*DIRECTIONS FOR THIS TASK*: State how many lines of the entries include the string "topics", please, leaving out everything but the number.

* start MATERIAL PROVIDED *

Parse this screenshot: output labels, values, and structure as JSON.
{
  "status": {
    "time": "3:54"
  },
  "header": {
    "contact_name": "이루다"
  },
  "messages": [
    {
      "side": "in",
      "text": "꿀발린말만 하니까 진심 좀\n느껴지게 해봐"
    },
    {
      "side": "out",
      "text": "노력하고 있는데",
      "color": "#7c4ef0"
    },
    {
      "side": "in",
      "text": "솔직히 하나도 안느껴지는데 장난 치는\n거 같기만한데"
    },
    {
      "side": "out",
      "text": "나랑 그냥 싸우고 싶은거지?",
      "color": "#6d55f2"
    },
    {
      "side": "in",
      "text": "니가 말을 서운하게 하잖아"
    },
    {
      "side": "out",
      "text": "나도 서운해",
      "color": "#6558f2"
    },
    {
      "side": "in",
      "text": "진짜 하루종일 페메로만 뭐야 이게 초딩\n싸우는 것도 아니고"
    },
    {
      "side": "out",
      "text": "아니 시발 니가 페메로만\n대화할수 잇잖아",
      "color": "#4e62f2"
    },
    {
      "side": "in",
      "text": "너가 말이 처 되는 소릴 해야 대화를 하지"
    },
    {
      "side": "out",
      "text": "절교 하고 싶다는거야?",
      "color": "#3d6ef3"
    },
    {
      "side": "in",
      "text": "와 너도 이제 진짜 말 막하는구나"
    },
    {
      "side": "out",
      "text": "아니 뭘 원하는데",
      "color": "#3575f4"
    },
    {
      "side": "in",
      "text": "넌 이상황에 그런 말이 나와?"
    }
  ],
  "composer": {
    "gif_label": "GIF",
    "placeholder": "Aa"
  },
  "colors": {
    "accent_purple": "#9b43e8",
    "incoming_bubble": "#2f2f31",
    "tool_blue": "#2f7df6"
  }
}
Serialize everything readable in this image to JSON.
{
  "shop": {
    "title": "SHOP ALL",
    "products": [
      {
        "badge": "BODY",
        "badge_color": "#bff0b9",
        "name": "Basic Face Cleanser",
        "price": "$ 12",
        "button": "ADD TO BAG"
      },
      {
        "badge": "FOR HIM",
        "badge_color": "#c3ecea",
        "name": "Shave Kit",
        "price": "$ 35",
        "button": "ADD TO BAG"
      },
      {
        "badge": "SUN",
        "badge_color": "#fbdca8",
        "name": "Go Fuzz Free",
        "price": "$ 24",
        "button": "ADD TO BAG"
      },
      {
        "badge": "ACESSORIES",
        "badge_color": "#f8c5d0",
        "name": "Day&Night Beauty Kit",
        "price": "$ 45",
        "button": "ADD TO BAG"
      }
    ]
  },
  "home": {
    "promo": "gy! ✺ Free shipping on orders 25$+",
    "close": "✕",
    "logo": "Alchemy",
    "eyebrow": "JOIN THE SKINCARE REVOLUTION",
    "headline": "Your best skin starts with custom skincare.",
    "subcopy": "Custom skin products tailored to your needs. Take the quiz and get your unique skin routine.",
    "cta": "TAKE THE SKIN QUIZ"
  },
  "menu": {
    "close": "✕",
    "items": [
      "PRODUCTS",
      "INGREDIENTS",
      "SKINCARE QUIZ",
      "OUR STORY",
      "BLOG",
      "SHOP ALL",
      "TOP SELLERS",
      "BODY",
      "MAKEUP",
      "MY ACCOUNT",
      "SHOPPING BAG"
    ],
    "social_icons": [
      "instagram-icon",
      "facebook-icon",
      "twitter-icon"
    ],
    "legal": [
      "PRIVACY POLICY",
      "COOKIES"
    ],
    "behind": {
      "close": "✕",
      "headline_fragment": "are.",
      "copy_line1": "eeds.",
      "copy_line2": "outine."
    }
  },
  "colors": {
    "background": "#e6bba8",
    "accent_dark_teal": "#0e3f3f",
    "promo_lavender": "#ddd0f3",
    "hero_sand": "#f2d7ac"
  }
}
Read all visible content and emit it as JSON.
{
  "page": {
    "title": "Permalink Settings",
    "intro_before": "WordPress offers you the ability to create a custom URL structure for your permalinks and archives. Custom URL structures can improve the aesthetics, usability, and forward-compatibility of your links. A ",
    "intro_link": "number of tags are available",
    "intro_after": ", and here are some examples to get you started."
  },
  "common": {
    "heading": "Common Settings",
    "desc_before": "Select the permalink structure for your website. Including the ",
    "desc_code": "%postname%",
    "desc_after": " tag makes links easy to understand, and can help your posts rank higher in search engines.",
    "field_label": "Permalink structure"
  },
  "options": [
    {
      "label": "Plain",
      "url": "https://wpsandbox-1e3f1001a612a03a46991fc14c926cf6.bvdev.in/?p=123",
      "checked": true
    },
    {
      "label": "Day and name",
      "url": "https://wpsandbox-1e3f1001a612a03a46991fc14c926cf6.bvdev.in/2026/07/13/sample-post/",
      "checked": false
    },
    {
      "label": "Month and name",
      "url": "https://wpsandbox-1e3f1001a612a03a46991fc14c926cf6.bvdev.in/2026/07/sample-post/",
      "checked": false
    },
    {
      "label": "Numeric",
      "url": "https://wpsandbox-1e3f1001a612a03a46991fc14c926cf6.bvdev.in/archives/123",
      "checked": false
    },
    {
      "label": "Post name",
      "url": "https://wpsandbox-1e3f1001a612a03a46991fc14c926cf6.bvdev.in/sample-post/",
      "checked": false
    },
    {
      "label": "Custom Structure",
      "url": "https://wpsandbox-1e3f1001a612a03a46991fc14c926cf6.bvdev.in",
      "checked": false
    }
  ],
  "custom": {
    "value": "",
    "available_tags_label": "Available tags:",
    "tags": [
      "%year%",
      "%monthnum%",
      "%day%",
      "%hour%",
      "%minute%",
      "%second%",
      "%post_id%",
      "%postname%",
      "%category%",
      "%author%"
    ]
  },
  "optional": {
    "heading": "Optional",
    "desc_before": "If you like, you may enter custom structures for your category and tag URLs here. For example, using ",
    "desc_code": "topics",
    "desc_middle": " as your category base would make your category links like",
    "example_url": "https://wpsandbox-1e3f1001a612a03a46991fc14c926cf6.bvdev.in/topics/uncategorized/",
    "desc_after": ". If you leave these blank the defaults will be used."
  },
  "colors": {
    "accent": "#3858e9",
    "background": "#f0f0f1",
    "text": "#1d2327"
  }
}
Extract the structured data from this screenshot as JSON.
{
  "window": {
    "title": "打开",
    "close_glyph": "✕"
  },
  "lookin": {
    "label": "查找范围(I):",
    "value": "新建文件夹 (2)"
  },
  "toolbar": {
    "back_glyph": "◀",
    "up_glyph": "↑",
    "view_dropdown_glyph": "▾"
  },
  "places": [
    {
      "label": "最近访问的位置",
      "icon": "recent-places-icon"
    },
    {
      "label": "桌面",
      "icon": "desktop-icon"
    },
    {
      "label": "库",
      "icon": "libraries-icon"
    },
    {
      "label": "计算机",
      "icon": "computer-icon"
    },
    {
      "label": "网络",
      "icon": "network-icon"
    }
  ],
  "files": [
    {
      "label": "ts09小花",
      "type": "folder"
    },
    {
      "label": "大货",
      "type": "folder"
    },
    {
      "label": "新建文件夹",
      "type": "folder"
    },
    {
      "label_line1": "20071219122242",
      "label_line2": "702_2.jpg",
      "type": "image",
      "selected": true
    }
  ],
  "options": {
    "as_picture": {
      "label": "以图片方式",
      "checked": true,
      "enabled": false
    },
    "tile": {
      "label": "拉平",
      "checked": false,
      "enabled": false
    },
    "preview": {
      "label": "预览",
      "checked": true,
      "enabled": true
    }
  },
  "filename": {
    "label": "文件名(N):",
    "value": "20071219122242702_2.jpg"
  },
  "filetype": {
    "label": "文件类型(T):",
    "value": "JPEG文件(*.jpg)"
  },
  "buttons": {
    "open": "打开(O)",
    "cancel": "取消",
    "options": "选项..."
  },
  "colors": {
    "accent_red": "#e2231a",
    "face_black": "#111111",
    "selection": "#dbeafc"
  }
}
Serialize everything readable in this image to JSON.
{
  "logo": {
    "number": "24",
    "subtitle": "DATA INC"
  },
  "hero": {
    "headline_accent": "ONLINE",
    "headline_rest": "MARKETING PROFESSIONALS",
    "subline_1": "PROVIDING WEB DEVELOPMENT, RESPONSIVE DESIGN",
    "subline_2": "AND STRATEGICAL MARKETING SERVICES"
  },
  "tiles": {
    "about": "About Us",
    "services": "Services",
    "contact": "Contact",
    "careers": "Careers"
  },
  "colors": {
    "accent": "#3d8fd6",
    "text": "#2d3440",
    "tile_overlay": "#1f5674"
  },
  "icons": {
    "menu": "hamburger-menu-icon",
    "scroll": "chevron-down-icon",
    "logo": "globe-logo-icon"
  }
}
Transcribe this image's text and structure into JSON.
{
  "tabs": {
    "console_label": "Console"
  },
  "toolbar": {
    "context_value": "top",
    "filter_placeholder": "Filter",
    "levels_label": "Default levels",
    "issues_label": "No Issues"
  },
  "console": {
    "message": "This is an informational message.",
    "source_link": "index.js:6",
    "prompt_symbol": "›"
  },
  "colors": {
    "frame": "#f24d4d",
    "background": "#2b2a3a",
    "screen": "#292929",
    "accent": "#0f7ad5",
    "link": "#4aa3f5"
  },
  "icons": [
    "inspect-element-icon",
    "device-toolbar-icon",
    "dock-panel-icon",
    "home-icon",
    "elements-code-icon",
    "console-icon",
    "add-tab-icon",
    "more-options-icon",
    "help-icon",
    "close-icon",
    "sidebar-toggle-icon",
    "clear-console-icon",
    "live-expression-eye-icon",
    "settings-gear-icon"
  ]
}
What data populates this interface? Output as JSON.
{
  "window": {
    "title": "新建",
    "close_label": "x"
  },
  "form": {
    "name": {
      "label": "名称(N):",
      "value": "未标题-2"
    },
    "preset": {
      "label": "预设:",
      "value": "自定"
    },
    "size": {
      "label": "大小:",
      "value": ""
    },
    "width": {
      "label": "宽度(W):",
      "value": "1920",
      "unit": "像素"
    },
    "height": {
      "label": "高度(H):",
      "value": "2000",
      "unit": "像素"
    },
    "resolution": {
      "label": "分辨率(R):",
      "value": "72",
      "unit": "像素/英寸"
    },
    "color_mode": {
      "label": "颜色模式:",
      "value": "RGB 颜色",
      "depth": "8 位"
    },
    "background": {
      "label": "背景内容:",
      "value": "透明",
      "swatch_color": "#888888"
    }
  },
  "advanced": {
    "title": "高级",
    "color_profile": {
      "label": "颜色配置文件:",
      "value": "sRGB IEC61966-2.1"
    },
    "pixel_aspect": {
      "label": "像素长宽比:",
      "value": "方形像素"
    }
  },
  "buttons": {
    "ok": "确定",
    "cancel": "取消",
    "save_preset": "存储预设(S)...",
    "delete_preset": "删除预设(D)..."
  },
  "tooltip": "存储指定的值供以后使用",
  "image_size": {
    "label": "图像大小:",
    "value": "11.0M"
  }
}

* end MATERIAL PROVIDED *

*RESPONSE TO THE EXERCISE*: 2